Experimenting with Ethics Labs

Ethics labs are now in their second year, but for some this will be the first time hearing about them. Labs are a new element in the SOLS Life Science Ethics Program, which aims to introduce all SOLS students to ethics as part of their studies in the school.  This integration consists of a variety of different approaches, conceptualized and actualized by Karin EllisonBen HurlbutJason Robert, and Ben Minteer.  Undergraduates encounter ethics through microinsertion of ethics content into the introductory biology classes and co-curricular activities, one-credit ethics labs, interacting with visiting scholars, and regular three-credit courses.  The first ethics lab was the Neurobiology Ethics Lab, held in Fall semester of 2015.        

Neurobiology Ethics Lab has been a resounding success thus far.  History and Philosophy of Science Ph.D. candidate Jonathan (J.J.) LaTourelle designed this lab to build on students’ encounters with ethics in their science courses by extending and deepening the conversation. He modeled the Ethics Lab after history of science courses where students recreate classic experiments to better understand the logic and the methods behind them. Students can pair labs with related upper division science courses, such as BIO 467 Neurobiology, to engage the subject from broader perspectives. The Ethics Lab creates a forum for students to delve into the ethical issues in the field of neurobiology through readings and discussion. Megan Cadigan, a former Neurobiology Ethics lab student, shared her thoughts on the class:

"Taking Neurobioethics was an excellent way to integrate hard science with philosophy. I feel that (as a science major), we rarely take the time to question why we have rules and regulations in place when we do research. This course allowed me to expand my knowledge of research methods while linking it back to the ever-present moral question: is it OK to do this? I highly recommend this course to anyone who is interested in science, neuroscience, law, ethics, medicine, philosophy, or those who simply want to experience a true interdisciplinary class. The small size and discussion-based structure make it easy to learn and get one-on-one contact with the professor. I have personally found that this course has been integral to my development as a STEM major at ASU and has taught me to be more conscious and open to new ideas when faced with the unknown."

▶ [EXERCISE]: Quote the full article on ethics labs word for word. The records stand apart from the article on ethics labs and are separate material.

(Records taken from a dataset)
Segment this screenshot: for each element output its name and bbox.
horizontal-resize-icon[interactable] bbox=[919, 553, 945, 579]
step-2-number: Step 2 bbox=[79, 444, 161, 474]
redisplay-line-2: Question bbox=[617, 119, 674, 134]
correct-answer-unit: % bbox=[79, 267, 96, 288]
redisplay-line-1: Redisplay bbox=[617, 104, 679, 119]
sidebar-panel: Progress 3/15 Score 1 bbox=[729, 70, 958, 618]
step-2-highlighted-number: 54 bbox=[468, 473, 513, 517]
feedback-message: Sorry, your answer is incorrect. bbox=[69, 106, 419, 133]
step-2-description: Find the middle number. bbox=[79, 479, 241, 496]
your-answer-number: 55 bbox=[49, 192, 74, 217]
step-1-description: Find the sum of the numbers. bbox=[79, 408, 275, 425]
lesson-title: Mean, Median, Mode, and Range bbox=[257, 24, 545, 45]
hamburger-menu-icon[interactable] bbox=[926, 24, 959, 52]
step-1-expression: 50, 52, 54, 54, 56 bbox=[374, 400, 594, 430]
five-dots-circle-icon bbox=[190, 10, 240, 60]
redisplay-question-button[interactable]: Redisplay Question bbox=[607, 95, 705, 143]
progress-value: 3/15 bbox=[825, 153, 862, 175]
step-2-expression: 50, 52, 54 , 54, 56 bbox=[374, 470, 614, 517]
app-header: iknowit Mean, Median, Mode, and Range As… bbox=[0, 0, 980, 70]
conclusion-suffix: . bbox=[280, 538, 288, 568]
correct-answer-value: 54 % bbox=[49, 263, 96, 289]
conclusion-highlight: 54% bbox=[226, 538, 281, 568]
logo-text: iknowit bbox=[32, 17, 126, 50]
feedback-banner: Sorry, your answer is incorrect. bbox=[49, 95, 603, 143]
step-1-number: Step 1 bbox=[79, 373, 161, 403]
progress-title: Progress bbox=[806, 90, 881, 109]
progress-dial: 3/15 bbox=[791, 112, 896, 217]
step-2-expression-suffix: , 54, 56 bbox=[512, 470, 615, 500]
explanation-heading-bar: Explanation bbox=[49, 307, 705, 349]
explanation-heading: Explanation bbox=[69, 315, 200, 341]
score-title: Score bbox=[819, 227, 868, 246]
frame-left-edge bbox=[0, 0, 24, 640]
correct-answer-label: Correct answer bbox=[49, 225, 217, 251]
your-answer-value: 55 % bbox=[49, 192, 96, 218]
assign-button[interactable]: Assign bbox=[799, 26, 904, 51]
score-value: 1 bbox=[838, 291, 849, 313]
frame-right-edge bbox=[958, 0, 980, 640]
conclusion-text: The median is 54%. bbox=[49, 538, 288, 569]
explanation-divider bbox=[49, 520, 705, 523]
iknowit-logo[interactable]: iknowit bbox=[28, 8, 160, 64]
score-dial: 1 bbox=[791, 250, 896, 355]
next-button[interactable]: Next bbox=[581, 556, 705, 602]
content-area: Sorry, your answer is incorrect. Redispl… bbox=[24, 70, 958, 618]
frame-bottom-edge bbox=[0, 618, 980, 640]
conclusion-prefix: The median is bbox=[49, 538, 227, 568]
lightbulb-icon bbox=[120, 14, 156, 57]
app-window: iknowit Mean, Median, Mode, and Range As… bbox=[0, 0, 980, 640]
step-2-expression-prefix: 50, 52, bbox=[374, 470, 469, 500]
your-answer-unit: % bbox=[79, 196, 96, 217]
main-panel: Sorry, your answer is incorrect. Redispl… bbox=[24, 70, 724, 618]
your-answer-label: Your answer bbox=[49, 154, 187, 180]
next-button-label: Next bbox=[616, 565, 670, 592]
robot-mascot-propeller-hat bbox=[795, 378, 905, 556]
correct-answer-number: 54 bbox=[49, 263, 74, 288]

▶ [RESULT OF THE TASK]:
Experimenting with Ethics Labs

Ethics labs are now in their second year, but for some this will be the first time hearing about them. Labs are a new element in the SOLS Life Science Ethics Program, which aims to introduce all SOLS students to ethics as part of their studies in the school.  This integration consists of a variety of different approaches, conceptualized and actualized by Karin EllisonBen HurlbutJason Robert, and Ben Minteer.  Undergraduates encounter ethics through microinsertion of ethics content into the introductory biology classes and co-curricular activities, one-credit ethics labs, interacting with visiting scholars, and regular three-credit courses.  The first ethics lab was the Neurobiology Ethics Lab, held in Fall semester of 2015.        

Neurobiology Ethics Lab has been a resounding success thus far.  History and Philosophy of Science Ph.D. candidate Jonathan (J.J.) LaTourelle designed this lab to build on students’ encounters with ethics in their science courses by extending and deepening the conversation. He modeled the Ethics Lab after history of science courses where students recreate classic experiments to better understand the logic and the methods behind them. Students can pair labs with related upper division science courses, such as BIO 467 Neurobiology, to engage the subject from broader perspectives. The Ethics Lab creates a forum for students to delve into the ethical issues in the field of neurobiology through readings and discussion. Megan Cadigan, a former Neurobiology Ethics lab student, shared her thoughts on the class:

"Taking Neurobioethics was an excellent way to integrate hard science with philosophy. I feel that (as a science major), we rarely take the time to question why we have rules and regulations in place when we do research. This course allowed me to expand my knowledge of research methods while linking it back to the ever-present moral question: is it OK to do this? I highly recommend this course to anyone who is interested in science, neuroscience, law, ethics, medicine, philosophy, or those who simply want to experience a true interdisciplinary class. The small size and discussion-based structure make it easy to learn and get one-on-one contact with the professor. I have personally found that this course has been integral to my development as a STEM major at ASU and has taught me to be more conscious and open to new ideas when faced with the unknown."